### Dataset entries
'''

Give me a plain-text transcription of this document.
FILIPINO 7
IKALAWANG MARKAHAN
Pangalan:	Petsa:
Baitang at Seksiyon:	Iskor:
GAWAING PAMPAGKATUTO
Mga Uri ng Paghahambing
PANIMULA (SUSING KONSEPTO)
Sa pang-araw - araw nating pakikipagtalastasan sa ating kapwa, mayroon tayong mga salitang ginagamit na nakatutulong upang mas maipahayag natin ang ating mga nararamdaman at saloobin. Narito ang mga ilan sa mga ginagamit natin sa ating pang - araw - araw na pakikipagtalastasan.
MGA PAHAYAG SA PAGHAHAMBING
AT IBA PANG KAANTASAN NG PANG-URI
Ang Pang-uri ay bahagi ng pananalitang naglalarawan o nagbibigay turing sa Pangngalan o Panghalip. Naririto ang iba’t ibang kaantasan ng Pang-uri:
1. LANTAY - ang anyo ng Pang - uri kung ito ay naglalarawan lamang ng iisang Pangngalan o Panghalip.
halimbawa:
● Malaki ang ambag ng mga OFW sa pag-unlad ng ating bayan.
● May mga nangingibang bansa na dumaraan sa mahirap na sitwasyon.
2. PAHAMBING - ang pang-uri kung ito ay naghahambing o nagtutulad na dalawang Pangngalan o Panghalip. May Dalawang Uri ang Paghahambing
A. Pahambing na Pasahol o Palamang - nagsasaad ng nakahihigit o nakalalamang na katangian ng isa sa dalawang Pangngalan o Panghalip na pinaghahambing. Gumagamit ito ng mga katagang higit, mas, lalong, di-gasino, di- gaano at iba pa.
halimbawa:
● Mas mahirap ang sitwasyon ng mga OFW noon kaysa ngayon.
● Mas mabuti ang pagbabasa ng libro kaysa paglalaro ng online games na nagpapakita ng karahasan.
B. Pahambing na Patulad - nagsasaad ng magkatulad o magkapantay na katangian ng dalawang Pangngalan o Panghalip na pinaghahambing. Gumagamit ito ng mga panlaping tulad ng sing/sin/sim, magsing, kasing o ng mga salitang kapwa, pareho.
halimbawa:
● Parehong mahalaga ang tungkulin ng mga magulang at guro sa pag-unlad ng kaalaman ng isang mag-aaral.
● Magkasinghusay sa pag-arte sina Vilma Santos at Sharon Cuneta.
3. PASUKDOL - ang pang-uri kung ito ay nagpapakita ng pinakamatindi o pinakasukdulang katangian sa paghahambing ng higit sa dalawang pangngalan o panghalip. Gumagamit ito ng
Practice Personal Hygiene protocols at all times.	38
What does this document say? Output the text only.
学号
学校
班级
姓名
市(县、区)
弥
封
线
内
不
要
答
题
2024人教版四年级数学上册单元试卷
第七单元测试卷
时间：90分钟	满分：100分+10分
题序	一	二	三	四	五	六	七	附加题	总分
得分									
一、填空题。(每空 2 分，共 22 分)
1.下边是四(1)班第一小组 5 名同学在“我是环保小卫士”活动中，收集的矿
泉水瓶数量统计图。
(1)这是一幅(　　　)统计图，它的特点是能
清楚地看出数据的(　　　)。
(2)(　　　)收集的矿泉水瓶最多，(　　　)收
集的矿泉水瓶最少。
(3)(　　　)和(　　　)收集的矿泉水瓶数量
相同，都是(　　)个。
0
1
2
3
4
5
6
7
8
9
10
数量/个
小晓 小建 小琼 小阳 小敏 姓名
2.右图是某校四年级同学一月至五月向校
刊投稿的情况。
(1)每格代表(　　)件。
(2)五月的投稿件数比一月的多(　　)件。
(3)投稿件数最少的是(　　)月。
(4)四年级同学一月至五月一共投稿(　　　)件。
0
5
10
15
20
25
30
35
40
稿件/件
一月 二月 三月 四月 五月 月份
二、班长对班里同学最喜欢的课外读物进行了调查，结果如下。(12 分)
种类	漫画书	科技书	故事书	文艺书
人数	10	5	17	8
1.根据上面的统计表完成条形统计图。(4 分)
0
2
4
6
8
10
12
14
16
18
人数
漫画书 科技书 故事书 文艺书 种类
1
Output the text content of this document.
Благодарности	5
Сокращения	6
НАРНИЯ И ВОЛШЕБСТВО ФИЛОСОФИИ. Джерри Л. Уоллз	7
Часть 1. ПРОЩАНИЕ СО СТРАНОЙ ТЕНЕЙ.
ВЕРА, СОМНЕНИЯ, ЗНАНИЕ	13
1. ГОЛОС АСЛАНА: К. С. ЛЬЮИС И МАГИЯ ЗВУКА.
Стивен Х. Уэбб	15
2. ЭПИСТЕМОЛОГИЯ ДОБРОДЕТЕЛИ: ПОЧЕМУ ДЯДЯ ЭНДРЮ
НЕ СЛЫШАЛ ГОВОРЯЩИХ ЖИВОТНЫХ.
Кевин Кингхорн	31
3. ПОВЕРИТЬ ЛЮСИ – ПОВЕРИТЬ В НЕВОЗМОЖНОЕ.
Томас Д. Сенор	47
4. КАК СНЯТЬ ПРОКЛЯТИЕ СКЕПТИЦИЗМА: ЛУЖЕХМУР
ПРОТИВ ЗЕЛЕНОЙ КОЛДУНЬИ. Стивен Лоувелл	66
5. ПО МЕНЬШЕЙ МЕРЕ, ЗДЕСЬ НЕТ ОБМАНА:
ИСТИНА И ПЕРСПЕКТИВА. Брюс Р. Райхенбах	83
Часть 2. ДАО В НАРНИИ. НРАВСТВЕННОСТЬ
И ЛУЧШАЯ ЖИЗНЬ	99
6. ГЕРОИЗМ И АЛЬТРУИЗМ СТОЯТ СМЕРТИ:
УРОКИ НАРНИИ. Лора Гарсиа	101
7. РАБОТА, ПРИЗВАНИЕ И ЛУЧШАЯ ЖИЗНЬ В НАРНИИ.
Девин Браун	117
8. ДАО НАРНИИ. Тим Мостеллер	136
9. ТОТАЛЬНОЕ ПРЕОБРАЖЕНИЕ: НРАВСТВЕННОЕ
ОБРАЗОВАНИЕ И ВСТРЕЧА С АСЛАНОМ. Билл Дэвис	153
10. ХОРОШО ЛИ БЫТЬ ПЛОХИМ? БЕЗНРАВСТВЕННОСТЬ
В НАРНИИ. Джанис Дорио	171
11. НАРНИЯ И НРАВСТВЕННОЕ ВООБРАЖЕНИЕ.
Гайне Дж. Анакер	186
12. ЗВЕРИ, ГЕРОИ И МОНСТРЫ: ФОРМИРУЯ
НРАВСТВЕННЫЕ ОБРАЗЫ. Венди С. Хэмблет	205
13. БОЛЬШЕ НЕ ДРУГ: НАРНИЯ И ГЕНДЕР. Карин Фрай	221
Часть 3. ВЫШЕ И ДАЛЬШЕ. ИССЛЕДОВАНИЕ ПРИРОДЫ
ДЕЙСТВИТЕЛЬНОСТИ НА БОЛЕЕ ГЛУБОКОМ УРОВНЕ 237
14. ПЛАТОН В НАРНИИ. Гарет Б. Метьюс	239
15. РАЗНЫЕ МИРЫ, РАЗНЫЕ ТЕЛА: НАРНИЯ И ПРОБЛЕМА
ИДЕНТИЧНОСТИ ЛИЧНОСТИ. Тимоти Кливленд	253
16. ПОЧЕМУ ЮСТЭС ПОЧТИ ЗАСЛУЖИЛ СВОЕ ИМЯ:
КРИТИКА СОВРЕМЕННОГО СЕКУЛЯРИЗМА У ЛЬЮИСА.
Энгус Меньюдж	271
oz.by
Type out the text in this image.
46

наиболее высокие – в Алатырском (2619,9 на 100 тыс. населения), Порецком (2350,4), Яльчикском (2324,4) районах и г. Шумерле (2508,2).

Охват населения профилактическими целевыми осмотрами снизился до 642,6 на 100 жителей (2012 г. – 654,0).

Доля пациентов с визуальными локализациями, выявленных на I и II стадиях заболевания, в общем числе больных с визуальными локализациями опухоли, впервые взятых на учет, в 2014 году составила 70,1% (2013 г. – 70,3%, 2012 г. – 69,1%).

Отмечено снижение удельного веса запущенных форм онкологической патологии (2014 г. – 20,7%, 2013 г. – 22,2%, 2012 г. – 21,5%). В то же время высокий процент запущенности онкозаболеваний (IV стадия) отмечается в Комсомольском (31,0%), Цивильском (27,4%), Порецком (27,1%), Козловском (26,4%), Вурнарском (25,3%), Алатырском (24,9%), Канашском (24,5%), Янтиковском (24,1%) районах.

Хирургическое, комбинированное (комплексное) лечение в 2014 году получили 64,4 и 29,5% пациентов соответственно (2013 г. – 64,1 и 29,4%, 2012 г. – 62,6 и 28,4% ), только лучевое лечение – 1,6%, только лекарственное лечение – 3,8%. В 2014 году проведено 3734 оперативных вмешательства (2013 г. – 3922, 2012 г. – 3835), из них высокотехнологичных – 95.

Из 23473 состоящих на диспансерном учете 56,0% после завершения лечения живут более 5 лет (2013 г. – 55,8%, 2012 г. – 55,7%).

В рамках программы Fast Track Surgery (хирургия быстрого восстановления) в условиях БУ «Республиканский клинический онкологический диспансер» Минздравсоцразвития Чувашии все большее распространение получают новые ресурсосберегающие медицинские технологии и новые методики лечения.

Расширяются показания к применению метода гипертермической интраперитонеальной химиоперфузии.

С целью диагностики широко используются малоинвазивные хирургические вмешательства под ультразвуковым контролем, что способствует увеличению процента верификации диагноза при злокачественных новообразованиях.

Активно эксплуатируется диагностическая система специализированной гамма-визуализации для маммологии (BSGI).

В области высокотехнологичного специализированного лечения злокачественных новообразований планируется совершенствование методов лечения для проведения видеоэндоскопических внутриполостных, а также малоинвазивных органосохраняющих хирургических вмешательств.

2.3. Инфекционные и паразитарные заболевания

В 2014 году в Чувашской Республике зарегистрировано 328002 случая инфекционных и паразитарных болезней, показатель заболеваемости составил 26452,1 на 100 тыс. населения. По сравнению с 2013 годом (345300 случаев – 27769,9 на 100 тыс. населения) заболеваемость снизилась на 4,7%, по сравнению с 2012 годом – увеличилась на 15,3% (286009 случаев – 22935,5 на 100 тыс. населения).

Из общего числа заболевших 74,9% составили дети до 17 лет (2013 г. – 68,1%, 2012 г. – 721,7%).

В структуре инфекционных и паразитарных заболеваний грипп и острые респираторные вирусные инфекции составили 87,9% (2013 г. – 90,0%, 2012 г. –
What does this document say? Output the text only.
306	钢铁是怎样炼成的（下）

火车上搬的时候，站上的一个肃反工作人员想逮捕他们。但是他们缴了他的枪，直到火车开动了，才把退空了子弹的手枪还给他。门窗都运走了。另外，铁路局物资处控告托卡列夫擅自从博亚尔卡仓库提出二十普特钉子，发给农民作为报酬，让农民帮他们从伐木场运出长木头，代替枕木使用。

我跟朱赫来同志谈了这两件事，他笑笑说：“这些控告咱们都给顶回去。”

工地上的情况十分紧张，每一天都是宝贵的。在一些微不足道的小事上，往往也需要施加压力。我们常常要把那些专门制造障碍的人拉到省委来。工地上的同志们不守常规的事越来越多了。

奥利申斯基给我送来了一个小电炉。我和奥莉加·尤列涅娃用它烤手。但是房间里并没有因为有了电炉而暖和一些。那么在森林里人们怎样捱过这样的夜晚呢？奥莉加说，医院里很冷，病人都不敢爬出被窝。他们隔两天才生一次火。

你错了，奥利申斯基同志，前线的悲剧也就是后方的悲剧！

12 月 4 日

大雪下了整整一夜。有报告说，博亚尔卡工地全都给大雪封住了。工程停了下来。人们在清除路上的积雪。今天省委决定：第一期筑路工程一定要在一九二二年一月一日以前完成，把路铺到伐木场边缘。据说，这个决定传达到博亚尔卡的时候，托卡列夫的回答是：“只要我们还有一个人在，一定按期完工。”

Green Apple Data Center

'''

Search the data above for the string "kung" and return every line that has it.

### In response
1. LANTAY - ang anyo ng Pang - uri kung ito ay naglalarawan lamang ng iisang Pangngalan o Panghalip.
2. PAHAMBING - ang pang-uri kung ito ay naghahambing o nagtutulad na dalawang Pangngalan o Panghalip. May Dalawang Uri ang Paghahambing
3. PASUKDOL - ang pang-uri kung ito ay nagpapakita ng pinakamatindi o pinakasukdulang katangian sa paghahambing ng higit sa dalawang pangngalan o panghalip. Gumagamit ito ng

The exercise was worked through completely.